Records about charts and figures

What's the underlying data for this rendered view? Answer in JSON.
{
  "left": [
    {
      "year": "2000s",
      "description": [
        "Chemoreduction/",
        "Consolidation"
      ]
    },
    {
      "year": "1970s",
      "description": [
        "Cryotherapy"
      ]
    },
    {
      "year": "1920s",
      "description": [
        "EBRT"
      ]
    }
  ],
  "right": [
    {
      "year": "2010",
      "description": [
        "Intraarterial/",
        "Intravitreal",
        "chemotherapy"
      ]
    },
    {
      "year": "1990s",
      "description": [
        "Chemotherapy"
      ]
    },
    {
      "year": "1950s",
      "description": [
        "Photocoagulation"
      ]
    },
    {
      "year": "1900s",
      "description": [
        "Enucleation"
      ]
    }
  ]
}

AIM
Nothing should be left out: return all of the records exactly.

THE RESPONSE
What's the underlying data for this rendered view? Answer in JSON.
{
  "left": [
    {
      "year": "2000s",
      "description": [
        "Chemoreduction/",
        "Consolidation"
      ]
    },
    {
      "year": "1970s",
      "description": [
        "Cryotherapy"
      ]
    },
    {
      "year": "1920s",
      "description": [
        "EBRT"
      ]
    }
  ],
  "right": [
    {
      "year": "2010",
      "description": [
        "Intraarterial/",
        "Intravitreal",
        "chemotherapy"
      ]
    },
    {
      "year": "1990s",
      "description": [
        "Chemotherapy"
      ]
    },
    {
      "year": "1950s",
      "description": [
        "Photocoagulation"
      ]
    },
    {
      "year": "1900s",
      "description": [
        "Enucleation"
      ]
    }
  ]
}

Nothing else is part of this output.